**Entries shown:**
------------

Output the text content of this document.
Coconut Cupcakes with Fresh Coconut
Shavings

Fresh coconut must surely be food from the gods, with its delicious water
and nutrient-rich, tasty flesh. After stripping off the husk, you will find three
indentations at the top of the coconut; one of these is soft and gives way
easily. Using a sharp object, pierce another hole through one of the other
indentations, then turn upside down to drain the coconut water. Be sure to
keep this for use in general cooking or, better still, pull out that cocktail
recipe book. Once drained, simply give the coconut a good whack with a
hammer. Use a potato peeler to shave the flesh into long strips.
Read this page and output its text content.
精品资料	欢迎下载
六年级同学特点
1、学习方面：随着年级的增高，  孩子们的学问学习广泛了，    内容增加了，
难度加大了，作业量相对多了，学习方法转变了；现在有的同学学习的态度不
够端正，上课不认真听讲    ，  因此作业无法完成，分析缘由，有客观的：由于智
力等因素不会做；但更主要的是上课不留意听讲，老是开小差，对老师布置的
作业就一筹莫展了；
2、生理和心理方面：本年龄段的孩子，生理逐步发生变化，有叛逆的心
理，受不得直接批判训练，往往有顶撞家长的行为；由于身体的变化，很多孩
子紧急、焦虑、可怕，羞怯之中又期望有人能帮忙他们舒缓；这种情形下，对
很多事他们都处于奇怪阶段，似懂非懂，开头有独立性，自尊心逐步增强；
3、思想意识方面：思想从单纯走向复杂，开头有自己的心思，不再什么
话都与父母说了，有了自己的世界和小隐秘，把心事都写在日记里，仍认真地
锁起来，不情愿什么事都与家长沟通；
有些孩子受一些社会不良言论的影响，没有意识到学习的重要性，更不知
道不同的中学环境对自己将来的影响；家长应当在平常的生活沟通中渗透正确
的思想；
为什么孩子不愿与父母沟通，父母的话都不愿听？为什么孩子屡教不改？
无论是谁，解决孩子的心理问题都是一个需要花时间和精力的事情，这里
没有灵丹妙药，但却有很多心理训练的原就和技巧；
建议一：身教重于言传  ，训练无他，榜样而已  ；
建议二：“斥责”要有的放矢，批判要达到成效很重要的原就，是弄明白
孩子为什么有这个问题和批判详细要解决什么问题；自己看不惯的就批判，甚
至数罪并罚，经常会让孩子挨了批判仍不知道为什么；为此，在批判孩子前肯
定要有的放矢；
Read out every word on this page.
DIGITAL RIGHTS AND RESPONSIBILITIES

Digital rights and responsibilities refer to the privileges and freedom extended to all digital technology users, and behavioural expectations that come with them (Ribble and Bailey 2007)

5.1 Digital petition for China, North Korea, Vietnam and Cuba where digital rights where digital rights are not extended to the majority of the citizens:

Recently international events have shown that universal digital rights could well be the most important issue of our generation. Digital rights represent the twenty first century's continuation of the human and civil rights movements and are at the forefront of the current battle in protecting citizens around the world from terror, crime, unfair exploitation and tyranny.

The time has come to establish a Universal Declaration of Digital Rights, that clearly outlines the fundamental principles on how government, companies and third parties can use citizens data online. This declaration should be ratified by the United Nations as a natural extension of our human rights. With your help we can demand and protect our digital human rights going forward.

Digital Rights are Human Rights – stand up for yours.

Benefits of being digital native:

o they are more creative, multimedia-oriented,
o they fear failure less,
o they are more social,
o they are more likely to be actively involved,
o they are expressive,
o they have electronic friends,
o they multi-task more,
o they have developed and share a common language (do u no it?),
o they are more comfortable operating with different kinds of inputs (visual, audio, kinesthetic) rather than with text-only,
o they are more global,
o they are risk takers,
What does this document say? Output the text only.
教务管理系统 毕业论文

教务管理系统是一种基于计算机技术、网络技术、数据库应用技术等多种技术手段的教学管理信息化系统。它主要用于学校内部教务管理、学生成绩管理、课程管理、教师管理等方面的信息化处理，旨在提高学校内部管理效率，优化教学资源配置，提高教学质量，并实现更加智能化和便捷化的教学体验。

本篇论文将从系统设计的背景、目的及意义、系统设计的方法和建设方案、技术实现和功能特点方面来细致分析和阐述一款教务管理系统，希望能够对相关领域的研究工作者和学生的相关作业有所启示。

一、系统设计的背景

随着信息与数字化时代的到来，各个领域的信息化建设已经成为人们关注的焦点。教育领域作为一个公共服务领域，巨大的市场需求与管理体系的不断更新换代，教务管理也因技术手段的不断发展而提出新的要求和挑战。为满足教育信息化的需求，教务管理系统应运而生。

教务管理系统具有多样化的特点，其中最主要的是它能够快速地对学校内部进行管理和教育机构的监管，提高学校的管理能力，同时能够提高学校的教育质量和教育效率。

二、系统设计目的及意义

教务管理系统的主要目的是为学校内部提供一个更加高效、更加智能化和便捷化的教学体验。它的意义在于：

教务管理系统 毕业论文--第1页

------------

**Problem details:**
Each entry above is to be printed again exactly.

**The output:**
Output the text content of this document.
Coconut Cupcakes with Fresh Coconut
Shavings

Fresh coconut must surely be food from the gods, with its delicious water
and nutrient-rich, tasty flesh. After stripping off the husk, you will find three
indentations at the top of the coconut; one of these is soft and gives way
easily. Using a sharp object, pierce another hole through one of the other
indentations, then turn upside down to drain the coconut water. Be sure to
keep this for use in general cooking or, better still, pull out that cocktail
recipe book. Once drained, simply give the coconut a good whack with a
hammer. Use a potato peeler to shave the flesh into long strips.
Read this page and output its text content.
精品资料	欢迎下载
六年级同学特点
1、学习方面：随着年级的增高，  孩子们的学问学习广泛了，    内容增加了，
难度加大了，作业量相对多了，学习方法转变了；现在有的同学学习的态度不
够端正，上课不认真听讲    ，  因此作业无法完成，分析缘由，有客观的：由于智
力等因素不会做；但更主要的是上课不留意听讲，老是开小差，对老师布置的
作业就一筹莫展了；
2、生理和心理方面：本年龄段的孩子，生理逐步发生变化，有叛逆的心
理，受不得直接批判训练，往往有顶撞家长的行为；由于身体的变化，很多孩
子紧急、焦虑、可怕，羞怯之中又期望有人能帮忙他们舒缓；这种情形下，对
很多事他们都处于奇怪阶段，似懂非懂，开头有独立性，自尊心逐步增强；
3、思想意识方面：思想从单纯走向复杂，开头有自己的心思，不再什么
话都与父母说了，有了自己的世界和小隐秘，把心事都写在日记里，仍认真地
锁起来，不情愿什么事都与家长沟通；
有些孩子受一些社会不良言论的影响，没有意识到学习的重要性，更不知
道不同的中学环境对自己将来的影响；家长应当在平常的生活沟通中渗透正确
的思想；
为什么孩子不愿与父母沟通，父母的话都不愿听？为什么孩子屡教不改？
无论是谁，解决孩子的心理问题都是一个需要花时间和精力的事情，这里
没有灵丹妙药，但却有很多心理训练的原就和技巧；
建议一：身教重于言传  ，训练无他，榜样而已  ；
建议二：“斥责”要有的放矢，批判要达到成效很重要的原就，是弄明白
孩子为什么有这个问题和批判详细要解决什么问题；自己看不惯的就批判，甚
至数罪并罚，经常会让孩子挨了批判仍不知道为什么；为此，在批判孩子前肯
定要有的放矢；
Read out every word on this page.
DIGITAL RIGHTS AND RESPONSIBILITIES

Digital rights and responsibilities refer to the privileges and freedom extended to all digital technology users, and behavioural expectations that come with them (Ribble and Bailey 2007)

5.1 Digital petition for China, North Korea, Vietnam and Cuba where digital rights where digital rights are not extended to the majority of the citizens:

Recently international events have shown that universal digital rights could well be the most important issue of our generation. Digital rights represent the twenty first century's continuation of the human and civil rights movements and are at the forefront of the current battle in protecting citizens around the world from terror, crime, unfair exploitation and tyranny.

The time has come to establish a Universal Declaration of Digital Rights, that clearly outlines the fundamental principles on how government, companies and third parties can use citizens data online. This declaration should be ratified by the United Nations as a natural extension of our human rights. With your help we can demand and protect our digital human rights going forward.

Digital Rights are Human Rights – stand up for yours.

Benefits of being digital native:

o they are more creative, multimedia-oriented,
o they fear failure less,
o they are more social,
o they are more likely to be actively involved,
o they are expressive,
o they have electronic friends,
o they multi-task more,
o they have developed and share a common language (do u no it?),
o they are more comfortable operating with different kinds of inputs (visual, audio, kinesthetic) rather than with text-only,
o they are more global,
o they are risk takers,
What does this document say? Output the text only.
教务管理系统 毕业论文

教务管理系统是一种基于计算机技术、网络技术、数据库应用技术等多种技术手段的教学管理信息化系统。它主要用于学校内部教务管理、学生成绩管理、课程管理、教师管理等方面的信息化处理，旨在提高学校内部管理效率，优化教学资源配置，提高教学质量，并实现更加智能化和便捷化的教学体验。

本篇论文将从系统设计的背景、目的及意义、系统设计的方法和建设方案、技术实现和功能特点方面来细致分析和阐述一款教务管理系统，希望能够对相关领域的研究工作者和学生的相关作业有所启示。

一、系统设计的背景

随着信息与数字化时代的到来，各个领域的信息化建设已经成为人们关注的焦点。教育领域作为一个公共服务领域，巨大的市场需求与管理体系的不断更新换代，教务管理也因技术手段的不断发展而提出新的要求和挑战。为满足教育信息化的需求，教务管理系统应运而生。

教务管理系统具有多样化的特点，其中最主要的是它能够快速地对学校内部进行管理和教育机构的监管，提高学校的管理能力，同时能够提高学校的教育质量和教育效率。

二、系统设计目的及意义

教务管理系统的主要目的是为学校内部提供一个更加高效、更加智能化和便捷化的教学体验。它的意义在于：

教务管理系统 毕业论文--第1页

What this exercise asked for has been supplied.